Your task is to copy every line of this material exactly.

━━━ Entries supplied ━━━

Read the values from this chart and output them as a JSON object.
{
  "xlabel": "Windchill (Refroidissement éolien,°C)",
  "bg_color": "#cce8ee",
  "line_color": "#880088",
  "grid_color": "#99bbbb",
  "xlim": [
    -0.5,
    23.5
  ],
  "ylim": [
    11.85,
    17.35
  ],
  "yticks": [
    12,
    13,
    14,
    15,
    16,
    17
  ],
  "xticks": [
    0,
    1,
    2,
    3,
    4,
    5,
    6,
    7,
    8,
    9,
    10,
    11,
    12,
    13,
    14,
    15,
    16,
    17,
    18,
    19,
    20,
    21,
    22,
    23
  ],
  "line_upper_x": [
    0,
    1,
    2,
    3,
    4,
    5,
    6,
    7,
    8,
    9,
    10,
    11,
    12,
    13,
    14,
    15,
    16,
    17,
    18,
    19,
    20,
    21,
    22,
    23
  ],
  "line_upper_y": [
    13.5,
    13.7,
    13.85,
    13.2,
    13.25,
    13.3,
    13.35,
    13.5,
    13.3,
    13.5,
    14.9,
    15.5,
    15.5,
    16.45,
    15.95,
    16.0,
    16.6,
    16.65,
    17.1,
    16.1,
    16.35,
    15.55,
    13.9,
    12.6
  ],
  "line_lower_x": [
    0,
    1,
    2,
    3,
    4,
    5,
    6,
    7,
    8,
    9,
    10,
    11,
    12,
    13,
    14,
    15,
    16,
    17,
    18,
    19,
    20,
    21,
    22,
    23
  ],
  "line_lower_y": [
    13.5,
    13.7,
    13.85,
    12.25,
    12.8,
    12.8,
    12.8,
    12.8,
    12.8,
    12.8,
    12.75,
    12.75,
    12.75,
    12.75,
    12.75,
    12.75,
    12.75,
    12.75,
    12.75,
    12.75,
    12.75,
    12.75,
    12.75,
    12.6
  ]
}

━━━

**Written solution:**
Read the values from this chart and output them as a JSON object.
{
  "xlabel": "Windchill (Refroidissement éolien,°C)",
  "bg_color": "#cce8ee",
  "line_color": "#880088",
  "grid_color": "#99bbbb",
  "xlim": [
    -0.5,
    23.5
  ],
  "ylim": [
    11.85,
    17.35
  ],
  "yticks": [
    12,
    13,
    14,
    15,
    16,
    17
  ],
  "xticks": [
    0,
    1,
    2,
    3,
    4,
    5,
    6,
    7,
    8,
    9,
    10,
    11,
    12,
    13,
    14,
    15,
    16,
    17,
    18,
    19,
    20,
    21,
    22,
    23
  ],
  "line_upper_x": [
    0,
    1,
    2,
    3,
    4,
    5,
    6,
    7,
    8,
    9,
    10,
    11,
    12,
    13,
    14,
    15,
    16,
    17,
    18,
    19,
    20,
    21,
    22,
    23
  ],
  "line_upper_y": [
    13.5,
    13.7,
    13.85,
    13.2,
    13.25,
    13.3,
    13.35,
    13.5,
    13.3,
    13.5,
    14.9,
    15.5,
    15.5,
    16.45,
    15.95,
    16.0,
    16.6,
    16.65,
    17.1,
    16.1,
    16.35,
    15.55,
    13.9,
    12.6
  ],
  "line_lower_x": [
    0,
    1,
    2,
    3,
    4,
    5,
    6,
    7,
    8,
    9,
    10,
    11,
    12,
    13,
    14,
    15,
    16,
    17,
    18,
    19,
    20,
    21,
    22,
    23
  ],
  "line_lower_y": [
    13.5,
    13.7,
    13.85,
    12.25,
    12.8,
    12.8,
    12.8,
    12.8,
    12.8,
    12.8,
    12.75,
    12.75,
    12.75,
    12.75,
    12.75,
    12.75,
    12.75,
    12.75,
    12.75,
    12.75,
    12.75,
    12.75,
    12.75,
    12.6
  ]
}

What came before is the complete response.